The request: Set all the material down again unchanged, without the pictures.

Lines of data:

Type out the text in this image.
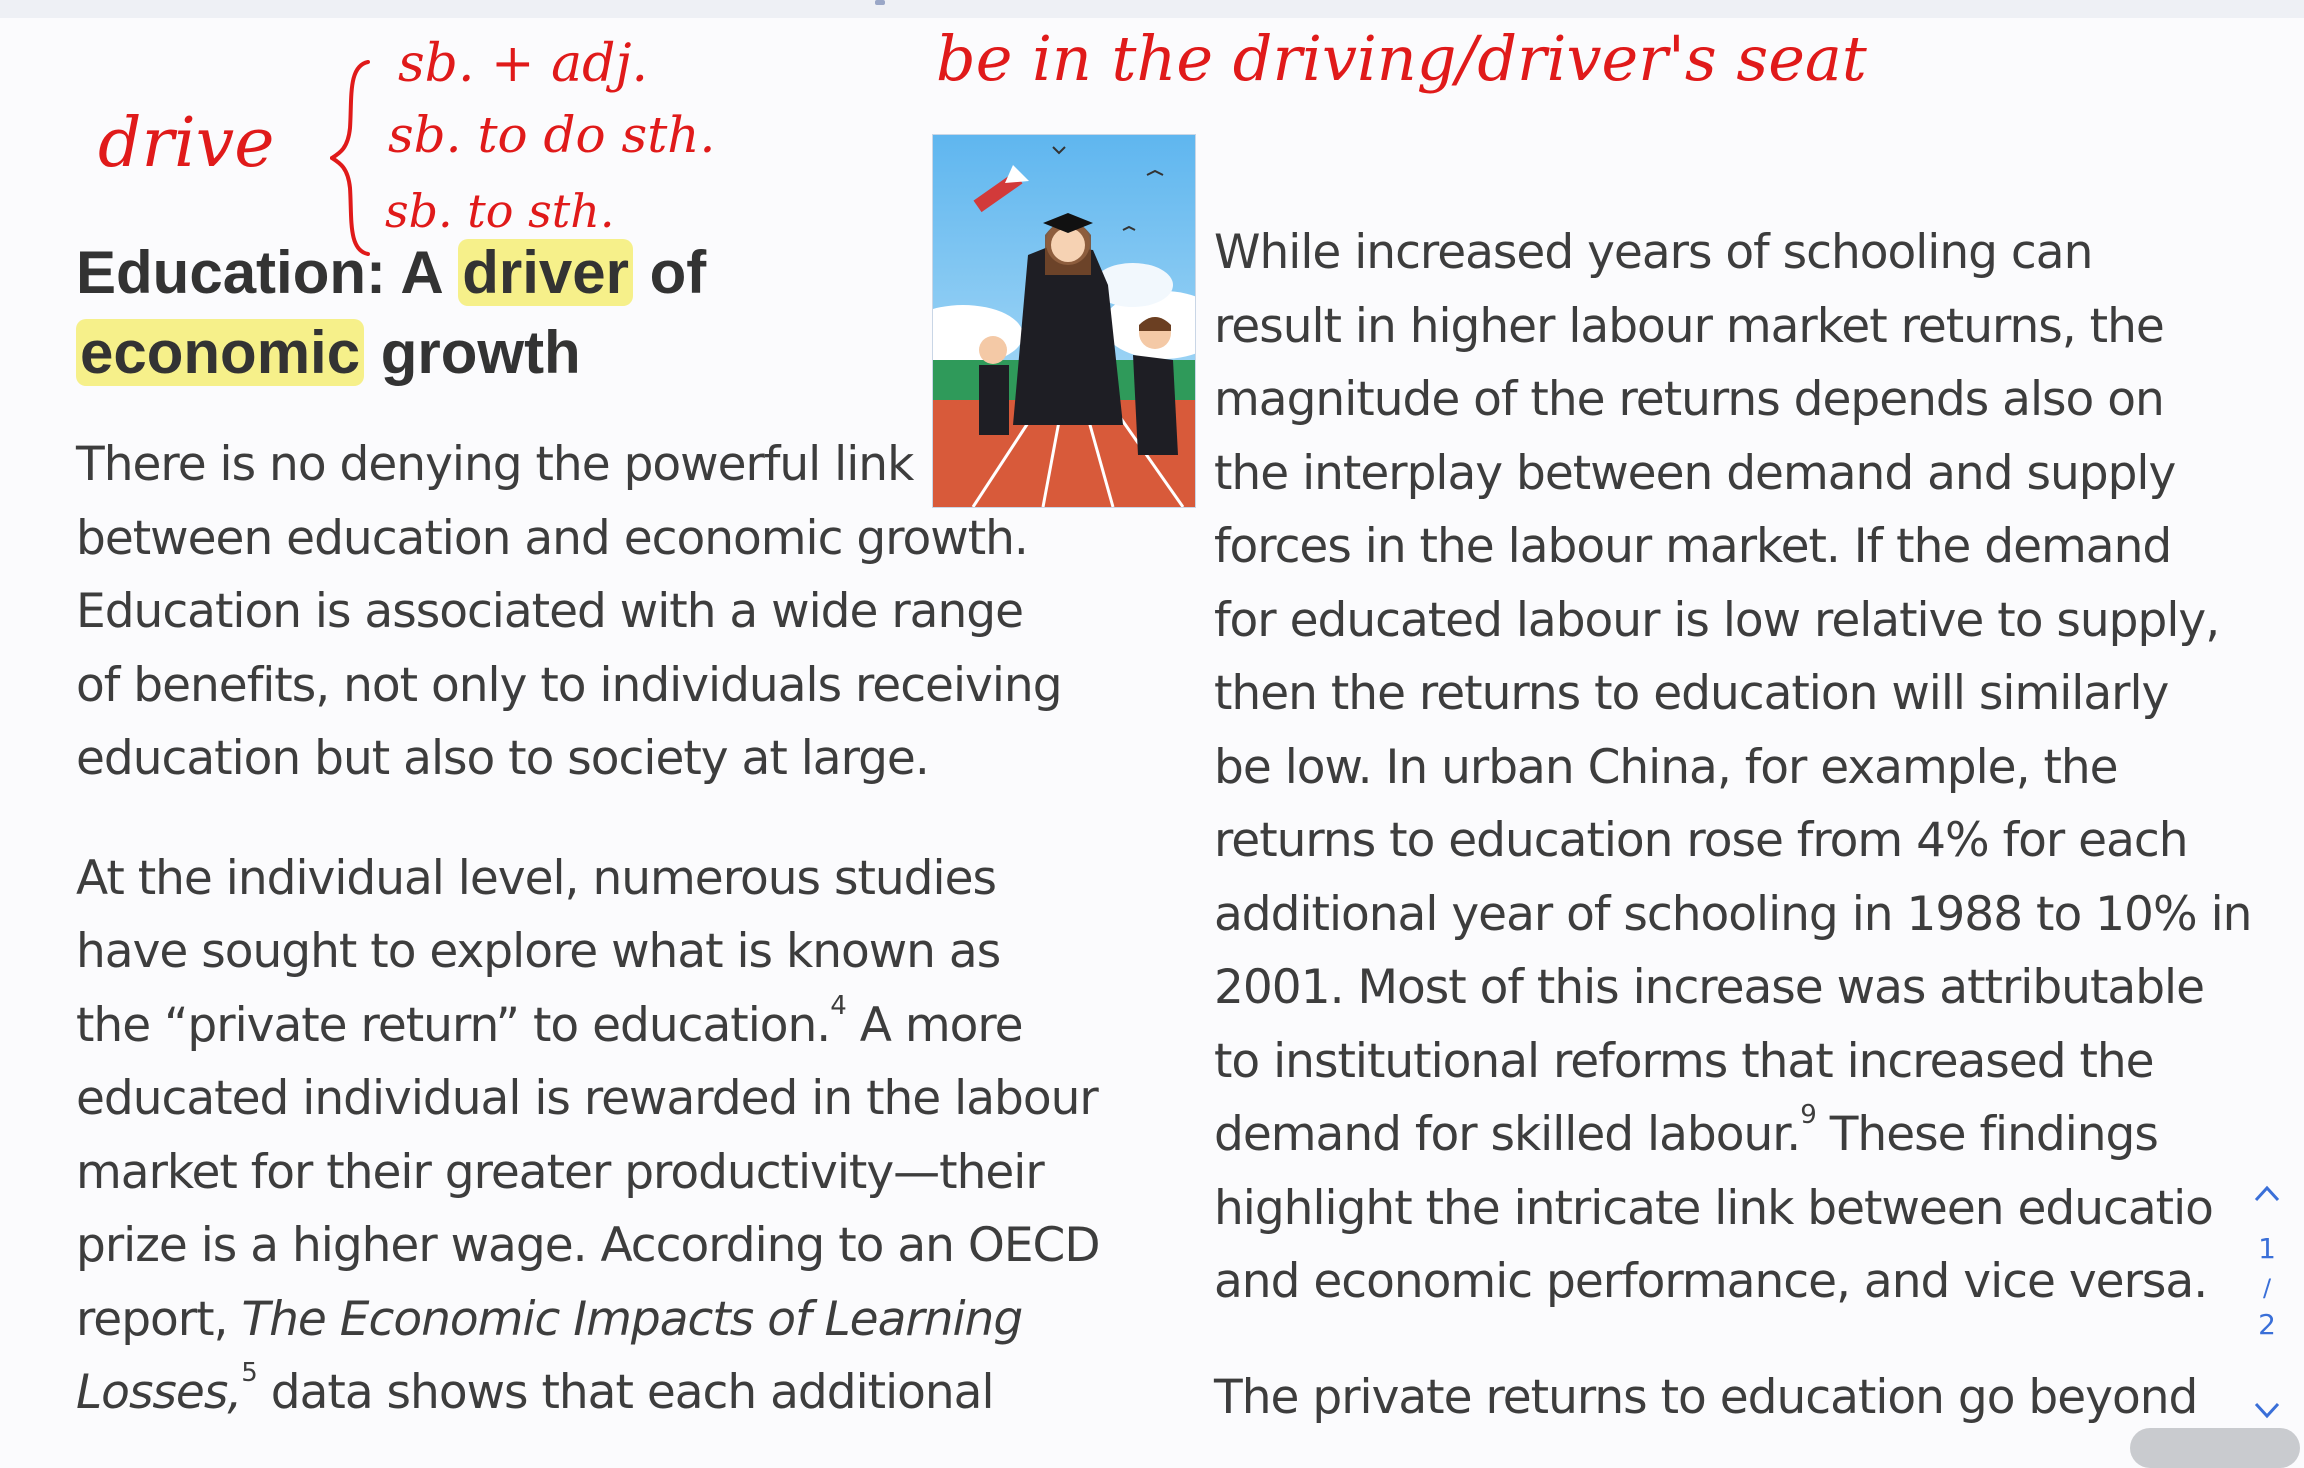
drive
sb. + adj.
sb. to do sth.
sb. to sth.
be in the driving/driver's seat
Education: A driver of
economic growth
There is no denying the powerful link
between education and economic growth.
Education is associated with a wide range
of benefits, not only to individuals receiving
education but also to society at large.
At the individual level, numerous studies
have sought to explore what is known as
the “private return” to education.$^4$ A more
educated individual is rewarded in the labour
market for their greater productivity—their
prize is a higher wage. According to an OECD
report, The Economic Impacts of Learning
Losses,$^5$ data shows that each additional
While increased years of schooling can
result in higher labour market returns, the
magnitude of the returns depends also on
the interplay between demand and supply
forces in the labour market. If the demand
for educated labour is low relative to supply,
then the returns to education will similarly
be low. In urban China, for example, the
returns to education rose from 4% for each
additional year of schooling in 1988 to 10% in
2001. Most of this increase was attributable
to institutional reforms that increased the
demand for skilled labour.$^9$ These findings
highlight the intricate link between educatio
and economic performance, and vice versa.
The private returns to education go beyond
1
/
2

Reply:
Type out the text in this image.
drive
sb. + adj.
sb. to do sth.
sb. to sth.
be in the driving/driver's seat
Education: A driver of
economic growth
There is no denying the powerful link
between education and economic growth.
Education is associated with a wide range
of benefits, not only to individuals receiving
education but also to society at large.
At the individual level, numerous studies
have sought to explore what is known as
the “private return” to education.$^4$ A more
educated individual is rewarded in the labour
market for their greater productivity—their
prize is a higher wage. According to an OECD
report, The Economic Impacts of Learning
Losses,$^5$ data shows that each additional
While increased years of schooling can
result in higher labour market returns, the
magnitude of the returns depends also on
the interplay between demand and supply
forces in the labour market. If the demand
for educated labour is low relative to supply,
then the returns to education will similarly
be low. In urban China, for example, the
returns to education rose from 4% for each
additional year of schooling in 1988 to 10% in
2001. Most of this increase was attributable
to institutional reforms that increased the
demand for skilled labour.$^9$ These findings
highlight the intricate link between educatio
and economic performance, and vice versa.
The private returns to education go beyond
1
/
2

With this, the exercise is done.